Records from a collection

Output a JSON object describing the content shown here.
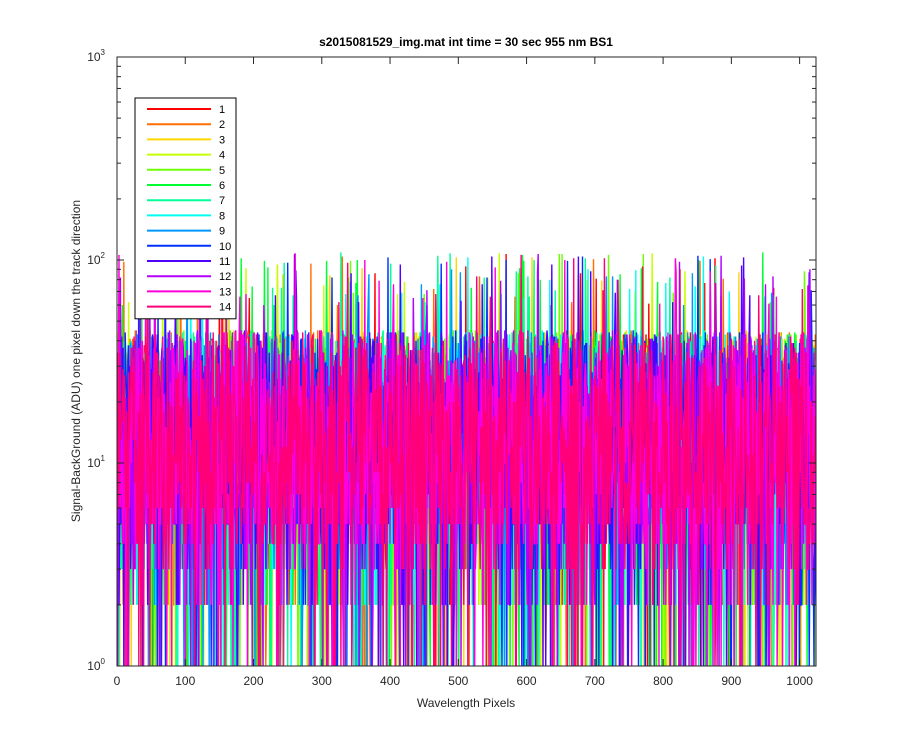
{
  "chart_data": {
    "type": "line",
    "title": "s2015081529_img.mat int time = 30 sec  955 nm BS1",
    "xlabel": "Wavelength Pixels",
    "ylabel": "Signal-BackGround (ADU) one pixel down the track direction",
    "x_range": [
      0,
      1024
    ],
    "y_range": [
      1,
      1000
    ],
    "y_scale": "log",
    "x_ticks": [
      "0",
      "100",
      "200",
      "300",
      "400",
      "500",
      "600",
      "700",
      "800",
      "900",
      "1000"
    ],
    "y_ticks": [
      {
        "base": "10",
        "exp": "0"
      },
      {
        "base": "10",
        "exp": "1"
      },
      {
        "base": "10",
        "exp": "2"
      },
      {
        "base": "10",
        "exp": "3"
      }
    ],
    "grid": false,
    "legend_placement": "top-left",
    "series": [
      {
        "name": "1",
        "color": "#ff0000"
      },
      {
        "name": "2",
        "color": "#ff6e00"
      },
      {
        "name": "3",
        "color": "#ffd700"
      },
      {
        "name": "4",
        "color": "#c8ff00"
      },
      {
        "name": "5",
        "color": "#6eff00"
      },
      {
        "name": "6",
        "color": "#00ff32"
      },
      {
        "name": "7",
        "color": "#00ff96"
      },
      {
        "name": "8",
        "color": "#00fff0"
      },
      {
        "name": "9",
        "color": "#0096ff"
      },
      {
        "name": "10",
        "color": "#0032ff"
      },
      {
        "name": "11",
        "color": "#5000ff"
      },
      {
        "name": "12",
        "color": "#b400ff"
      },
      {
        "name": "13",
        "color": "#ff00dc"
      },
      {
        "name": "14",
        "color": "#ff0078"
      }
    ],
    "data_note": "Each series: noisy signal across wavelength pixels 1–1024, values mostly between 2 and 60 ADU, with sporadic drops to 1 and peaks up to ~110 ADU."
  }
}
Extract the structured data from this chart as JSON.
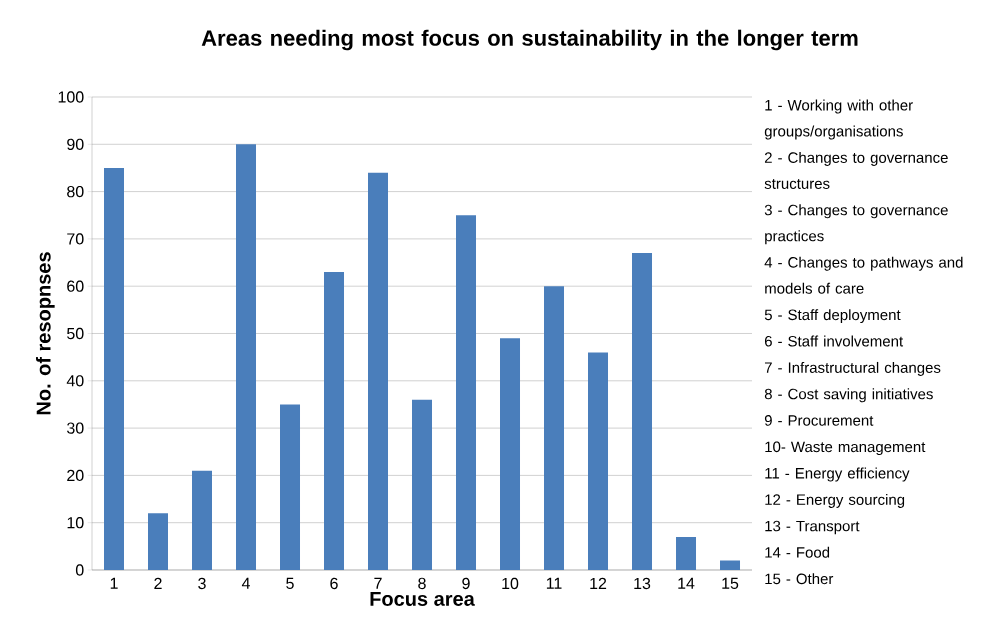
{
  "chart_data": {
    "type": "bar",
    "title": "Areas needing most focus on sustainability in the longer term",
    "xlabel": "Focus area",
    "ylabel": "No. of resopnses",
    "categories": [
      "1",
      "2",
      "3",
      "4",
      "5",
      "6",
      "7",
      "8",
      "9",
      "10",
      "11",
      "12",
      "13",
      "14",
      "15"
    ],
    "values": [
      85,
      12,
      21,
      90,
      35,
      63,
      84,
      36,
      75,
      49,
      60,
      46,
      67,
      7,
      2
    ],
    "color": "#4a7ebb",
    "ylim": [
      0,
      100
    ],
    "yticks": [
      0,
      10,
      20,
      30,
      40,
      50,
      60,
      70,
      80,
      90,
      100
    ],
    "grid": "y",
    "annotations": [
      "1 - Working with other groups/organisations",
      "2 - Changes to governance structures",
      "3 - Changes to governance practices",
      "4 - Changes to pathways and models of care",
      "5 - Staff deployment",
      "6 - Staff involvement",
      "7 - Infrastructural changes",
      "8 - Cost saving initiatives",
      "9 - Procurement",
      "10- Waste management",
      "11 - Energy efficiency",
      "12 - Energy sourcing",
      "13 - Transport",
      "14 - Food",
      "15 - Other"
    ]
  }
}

Stated exercise. Transcribe the whole listing exactly. Pictures stay out of your copy.

Task response.
Output a JSON object describing the content shown here.
{
  "chart_data": {
    "type": "line",
    "title": "s2015081529_img.mat int time = 30 sec  955 nm BS1",
    "xlabel": "Wavelength Pixels",
    "ylabel": "Signal-BackGround (ADU) one pixel down the track direction",
    "x_range": [
      0,
      1024
    ],
    "y_range": [
      1,
      1000
    ],
    "y_scale": "log",
    "x_ticks": [
      "0",
      "100",
      "200",
      "300",
      "400",
      "500",
      "600",
      "700",
      "800",
      "900",
      "1000"
    ],
    "y_ticks": [
      {
        "base": "10",
        "exp": "0"
      },
      {
        "base": "10",
        "exp": "1"
      },
      {
        "base": "10",
        "exp": "2"
      },
      {
        "base": "10",
        "exp": "3"
      }
    ],
    "grid": false,
    "legend_placement": "top-left",
    "series": [
      {
        "name": "1",
        "color": "#ff0000"
      },
      {
        "name": "2",
        "color": "#ff6e00"
      },
      {
        "name": "3",
        "color": "#ffd700"
      },
      {
        "name": "4",
        "color": "#c8ff00"
      },
      {
        "name": "5",
        "color": "#6eff00"
      },
      {
        "name": "6",
        "color": "#00ff32"
      },
      {
        "name": "7",
        "color": "#00ff96"
      },
      {
        "name": "8",
        "color": "#00fff0"
      },
      {
        "name": "9",
        "color": "#0096ff"
      },
      {
        "name": "10",
        "color": "#0032ff"
      },
      {
        "name": "11",
        "color": "#5000ff"
      },
      {
        "name": "12",
        "color": "#b400ff"
      },
      {
        "name": "13",
        "color": "#ff00dc"
      },
      {
        "name": "14",
        "color": "#ff0078"
      }
    ],
    "data_note": "Each series: noisy signal across wavelength pixels 1–1024, values mostly between 2 and 60 ADU, with sporadic drops to 1 and peaks up to ~110 ADU."
  }
}
Extract the structured data from this chart as JSON.
{
  "chart_data": {
    "type": "bar",
    "title": "Areas needing most focus on sustainability in the longer term",
    "xlabel": "Focus area",
    "ylabel": "No. of resopnses",
    "categories": [
      "1",
      "2",
      "3",
      "4",
      "5",
      "6",
      "7",
      "8",
      "9",
      "10",
      "11",
      "12",
      "13",
      "14",
      "15"
    ],
    "values": [
      85,
      12,
      21,
      90,
      35,
      63,
      84,
      36,
      75,
      49,
      60,
      46,
      67,
      7,
      2
    ],
    "color": "#4a7ebb",
    "ylim": [
      0,
      100
    ],
    "yticks": [
      0,
      10,
      20,
      30,
      40,
      50,
      60,
      70,
      80,
      90,
      100
    ],
    "grid": "y",
    "annotations": [
      "1 - Working with other groups/organisations",
      "2 - Changes to governance structures",
      "3 - Changes to governance practices",
      "4 - Changes to pathways and models of care",
      "5 - Staff deployment",
      "6 - Staff involvement",
      "7 - Infrastructural changes",
      "8 - Cost saving initiatives",
      "9 - Procurement",
      "10- Waste management",
      "11 - Energy efficiency",
      "12 - Energy sourcing",
      "13 - Transport",
      "14 - Food",
      "15 - Other"
    ]
  }
}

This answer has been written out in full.